### GIVEN REQUEST
Copy out the lines of the listing below, starting with the line that contains "Identify all the" and going on through the line that contains "outlier-point <box>379 162 389 172</box>", with both of those lines included. Keep every character the same.

### RECORDS SUPPLIED
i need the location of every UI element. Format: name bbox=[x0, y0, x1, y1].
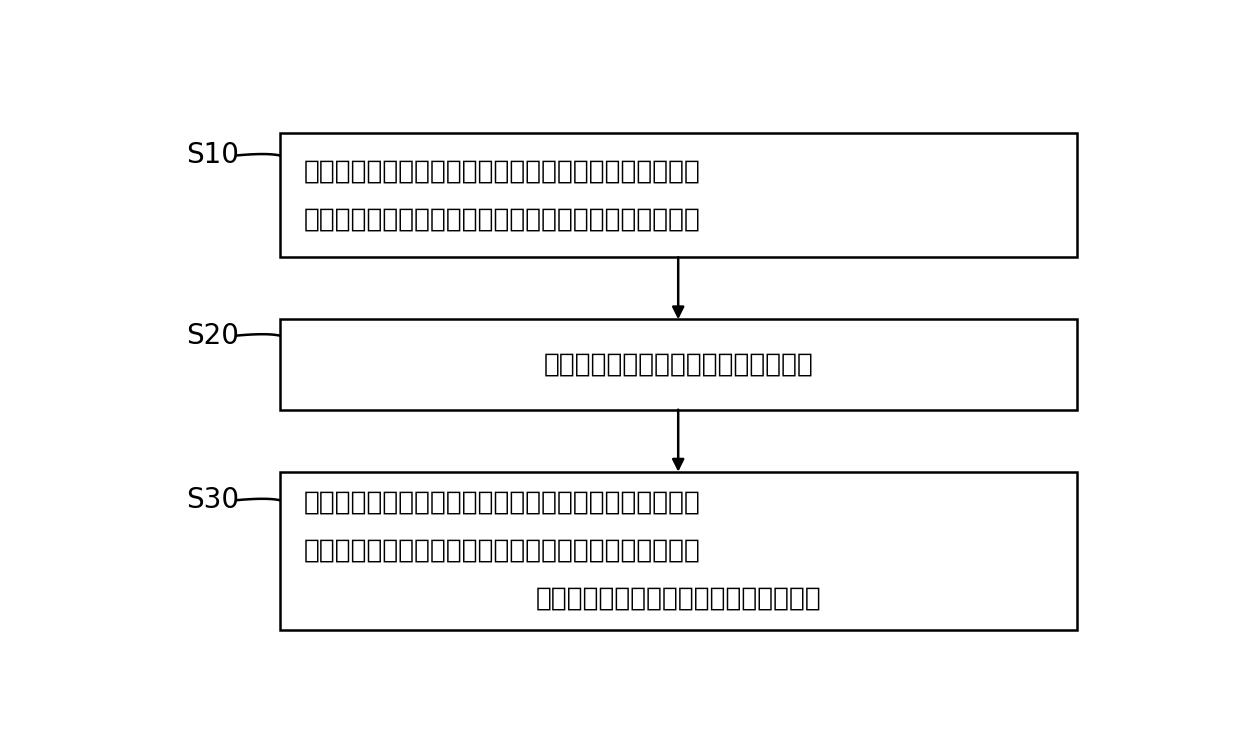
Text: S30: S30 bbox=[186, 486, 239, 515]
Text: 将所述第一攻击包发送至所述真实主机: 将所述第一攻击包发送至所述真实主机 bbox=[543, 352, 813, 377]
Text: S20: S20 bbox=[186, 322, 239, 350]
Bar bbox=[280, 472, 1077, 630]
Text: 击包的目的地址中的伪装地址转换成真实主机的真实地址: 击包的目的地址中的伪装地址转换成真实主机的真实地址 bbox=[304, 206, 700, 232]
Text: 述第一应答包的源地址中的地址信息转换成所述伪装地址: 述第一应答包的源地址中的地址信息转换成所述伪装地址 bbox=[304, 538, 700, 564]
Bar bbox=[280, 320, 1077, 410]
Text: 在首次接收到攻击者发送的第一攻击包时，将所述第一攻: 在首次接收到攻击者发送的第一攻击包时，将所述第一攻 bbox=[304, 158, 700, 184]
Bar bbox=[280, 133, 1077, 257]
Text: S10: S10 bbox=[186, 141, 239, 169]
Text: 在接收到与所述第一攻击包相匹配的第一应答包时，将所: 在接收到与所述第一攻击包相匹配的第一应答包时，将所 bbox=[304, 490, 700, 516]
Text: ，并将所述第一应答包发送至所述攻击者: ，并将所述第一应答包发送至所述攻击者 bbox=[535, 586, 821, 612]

--

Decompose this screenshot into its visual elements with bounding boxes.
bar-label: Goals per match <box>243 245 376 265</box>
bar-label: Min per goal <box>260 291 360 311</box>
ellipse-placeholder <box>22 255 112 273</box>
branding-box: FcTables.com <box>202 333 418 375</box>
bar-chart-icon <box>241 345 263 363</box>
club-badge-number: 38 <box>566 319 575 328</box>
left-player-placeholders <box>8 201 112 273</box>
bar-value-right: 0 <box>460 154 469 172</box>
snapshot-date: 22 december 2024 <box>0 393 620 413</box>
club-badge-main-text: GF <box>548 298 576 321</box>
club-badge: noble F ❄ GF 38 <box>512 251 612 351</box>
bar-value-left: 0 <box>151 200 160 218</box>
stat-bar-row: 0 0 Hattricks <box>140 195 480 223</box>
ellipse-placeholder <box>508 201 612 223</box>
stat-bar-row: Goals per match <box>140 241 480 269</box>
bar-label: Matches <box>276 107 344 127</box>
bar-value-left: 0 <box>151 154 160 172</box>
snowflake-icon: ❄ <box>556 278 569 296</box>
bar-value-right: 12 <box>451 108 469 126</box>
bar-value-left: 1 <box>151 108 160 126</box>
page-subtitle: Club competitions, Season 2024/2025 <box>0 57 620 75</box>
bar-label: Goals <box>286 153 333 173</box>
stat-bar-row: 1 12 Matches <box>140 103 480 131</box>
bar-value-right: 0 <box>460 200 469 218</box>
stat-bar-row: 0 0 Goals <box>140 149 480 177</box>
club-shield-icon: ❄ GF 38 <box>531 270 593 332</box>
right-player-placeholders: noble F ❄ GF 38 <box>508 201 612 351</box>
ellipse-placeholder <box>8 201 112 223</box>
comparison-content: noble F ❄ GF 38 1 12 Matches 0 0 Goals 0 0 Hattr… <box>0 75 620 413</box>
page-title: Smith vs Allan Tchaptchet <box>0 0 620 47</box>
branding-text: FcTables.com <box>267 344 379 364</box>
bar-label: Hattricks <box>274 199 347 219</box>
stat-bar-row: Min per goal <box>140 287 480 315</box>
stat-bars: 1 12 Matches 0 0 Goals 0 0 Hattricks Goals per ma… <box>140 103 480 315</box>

...

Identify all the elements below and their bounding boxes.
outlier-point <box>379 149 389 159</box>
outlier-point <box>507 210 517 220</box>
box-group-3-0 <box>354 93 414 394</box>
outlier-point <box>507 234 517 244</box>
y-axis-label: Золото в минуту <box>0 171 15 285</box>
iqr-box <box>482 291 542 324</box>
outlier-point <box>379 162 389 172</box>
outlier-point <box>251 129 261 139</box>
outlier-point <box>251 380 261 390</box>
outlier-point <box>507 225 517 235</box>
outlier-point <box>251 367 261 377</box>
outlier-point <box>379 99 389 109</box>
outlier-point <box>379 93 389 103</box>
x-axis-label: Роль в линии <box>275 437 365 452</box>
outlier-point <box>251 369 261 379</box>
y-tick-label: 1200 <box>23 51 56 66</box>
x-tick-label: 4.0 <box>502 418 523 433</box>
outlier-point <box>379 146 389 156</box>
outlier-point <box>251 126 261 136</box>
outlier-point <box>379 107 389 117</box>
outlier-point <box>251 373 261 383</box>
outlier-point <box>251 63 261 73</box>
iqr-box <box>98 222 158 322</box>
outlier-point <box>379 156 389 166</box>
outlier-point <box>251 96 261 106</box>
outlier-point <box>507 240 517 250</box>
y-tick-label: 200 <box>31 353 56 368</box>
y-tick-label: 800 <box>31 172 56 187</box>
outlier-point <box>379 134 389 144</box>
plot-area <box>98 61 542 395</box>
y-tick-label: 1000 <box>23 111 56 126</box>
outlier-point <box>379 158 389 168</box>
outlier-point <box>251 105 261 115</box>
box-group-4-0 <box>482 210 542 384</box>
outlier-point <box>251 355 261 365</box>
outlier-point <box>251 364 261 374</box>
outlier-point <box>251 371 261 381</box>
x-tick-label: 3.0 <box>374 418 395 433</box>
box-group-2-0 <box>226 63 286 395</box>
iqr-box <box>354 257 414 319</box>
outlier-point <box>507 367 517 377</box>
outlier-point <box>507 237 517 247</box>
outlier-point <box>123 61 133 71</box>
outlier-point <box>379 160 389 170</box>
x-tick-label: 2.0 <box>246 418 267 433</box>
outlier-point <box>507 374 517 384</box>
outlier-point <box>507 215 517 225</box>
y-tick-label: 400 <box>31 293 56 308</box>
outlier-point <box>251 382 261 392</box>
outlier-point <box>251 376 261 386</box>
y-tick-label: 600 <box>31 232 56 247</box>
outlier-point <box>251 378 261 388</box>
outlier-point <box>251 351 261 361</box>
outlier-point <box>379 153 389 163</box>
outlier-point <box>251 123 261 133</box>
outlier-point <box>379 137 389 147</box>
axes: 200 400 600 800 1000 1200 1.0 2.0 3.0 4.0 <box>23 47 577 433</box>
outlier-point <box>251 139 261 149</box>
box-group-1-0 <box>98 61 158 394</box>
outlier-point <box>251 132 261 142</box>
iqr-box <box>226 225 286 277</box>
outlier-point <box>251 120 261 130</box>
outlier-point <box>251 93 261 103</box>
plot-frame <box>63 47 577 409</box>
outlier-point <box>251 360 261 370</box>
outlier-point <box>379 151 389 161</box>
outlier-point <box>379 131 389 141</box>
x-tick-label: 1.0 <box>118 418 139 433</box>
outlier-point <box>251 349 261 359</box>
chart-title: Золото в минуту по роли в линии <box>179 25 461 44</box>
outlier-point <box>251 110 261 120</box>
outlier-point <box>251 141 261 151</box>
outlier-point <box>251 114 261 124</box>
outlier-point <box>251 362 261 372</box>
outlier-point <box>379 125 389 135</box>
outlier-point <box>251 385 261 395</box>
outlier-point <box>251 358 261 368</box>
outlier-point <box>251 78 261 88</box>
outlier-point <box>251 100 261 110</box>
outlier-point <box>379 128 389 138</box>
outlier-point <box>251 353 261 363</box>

### SOLUTION TO THIS TASK
Identify all the elements below and their bounding boxes.
outlier-point <box>379 149 389 159</box>
outlier-point <box>507 210 517 220</box>
box-group-3-0 <box>354 93 414 394</box>
outlier-point <box>507 234 517 244</box>
y-axis-label: Золото в минуту <box>0 171 15 285</box>
iqr-box <box>482 291 542 324</box>
outlier-point <box>379 162 389 172</box>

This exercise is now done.